Using the material that follows, identify and copy each line with the string "this".

Stored data
— Start —

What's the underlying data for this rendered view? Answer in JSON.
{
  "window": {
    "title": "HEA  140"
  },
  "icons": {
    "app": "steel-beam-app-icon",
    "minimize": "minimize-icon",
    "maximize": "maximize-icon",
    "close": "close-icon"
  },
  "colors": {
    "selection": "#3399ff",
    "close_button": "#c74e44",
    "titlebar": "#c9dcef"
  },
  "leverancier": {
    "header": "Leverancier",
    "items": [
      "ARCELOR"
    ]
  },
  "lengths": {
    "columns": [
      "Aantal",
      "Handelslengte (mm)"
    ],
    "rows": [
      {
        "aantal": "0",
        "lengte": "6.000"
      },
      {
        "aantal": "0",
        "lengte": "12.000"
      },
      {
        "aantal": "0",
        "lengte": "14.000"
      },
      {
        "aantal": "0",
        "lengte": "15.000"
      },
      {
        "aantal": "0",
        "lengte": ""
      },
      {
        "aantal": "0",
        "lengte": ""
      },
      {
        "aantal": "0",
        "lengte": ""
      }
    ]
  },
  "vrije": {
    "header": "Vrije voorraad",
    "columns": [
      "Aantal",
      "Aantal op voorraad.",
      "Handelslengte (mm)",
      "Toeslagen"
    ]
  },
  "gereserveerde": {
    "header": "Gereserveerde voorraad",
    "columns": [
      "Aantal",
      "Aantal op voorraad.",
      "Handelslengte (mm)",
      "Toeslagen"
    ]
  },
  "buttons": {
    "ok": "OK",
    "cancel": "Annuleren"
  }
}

— End —
— Start —

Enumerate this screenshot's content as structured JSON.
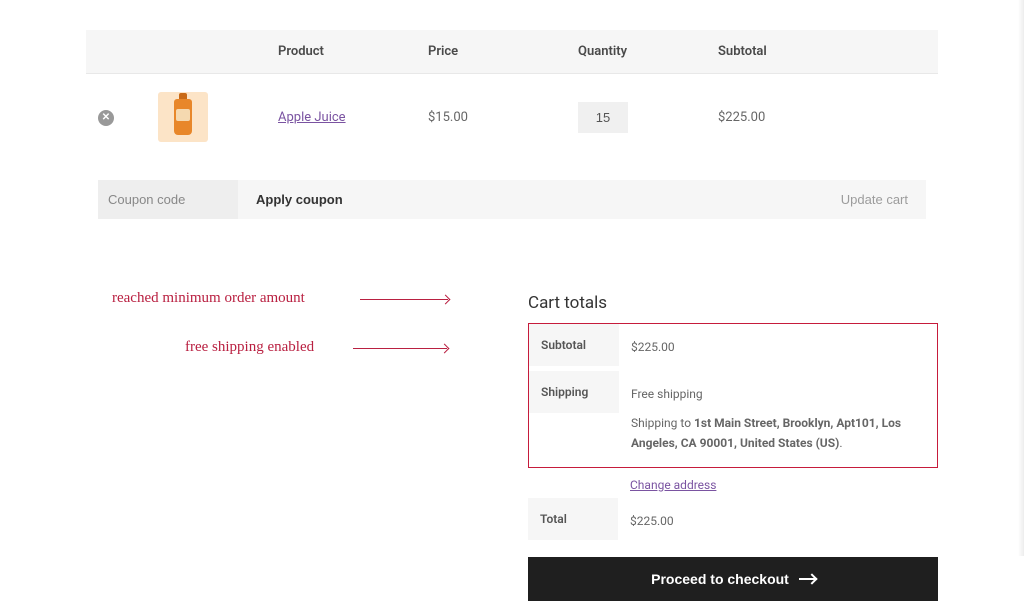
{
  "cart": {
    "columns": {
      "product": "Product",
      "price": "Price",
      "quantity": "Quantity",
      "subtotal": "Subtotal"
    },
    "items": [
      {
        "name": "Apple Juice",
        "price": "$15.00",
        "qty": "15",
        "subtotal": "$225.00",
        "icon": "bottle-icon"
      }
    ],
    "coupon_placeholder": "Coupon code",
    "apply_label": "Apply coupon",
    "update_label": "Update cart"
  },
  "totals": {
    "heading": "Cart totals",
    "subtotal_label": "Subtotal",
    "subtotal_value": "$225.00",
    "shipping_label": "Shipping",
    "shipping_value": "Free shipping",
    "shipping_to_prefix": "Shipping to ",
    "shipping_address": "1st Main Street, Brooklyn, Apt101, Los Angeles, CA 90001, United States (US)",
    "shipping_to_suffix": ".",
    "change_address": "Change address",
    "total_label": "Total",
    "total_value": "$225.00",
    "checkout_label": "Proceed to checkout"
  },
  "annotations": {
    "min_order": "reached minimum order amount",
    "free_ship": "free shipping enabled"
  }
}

— End —

§ Task answer:
What's the underlying data for this rendered view? Answer in JSON.
Enumerate this screenshot's content as structured JSON.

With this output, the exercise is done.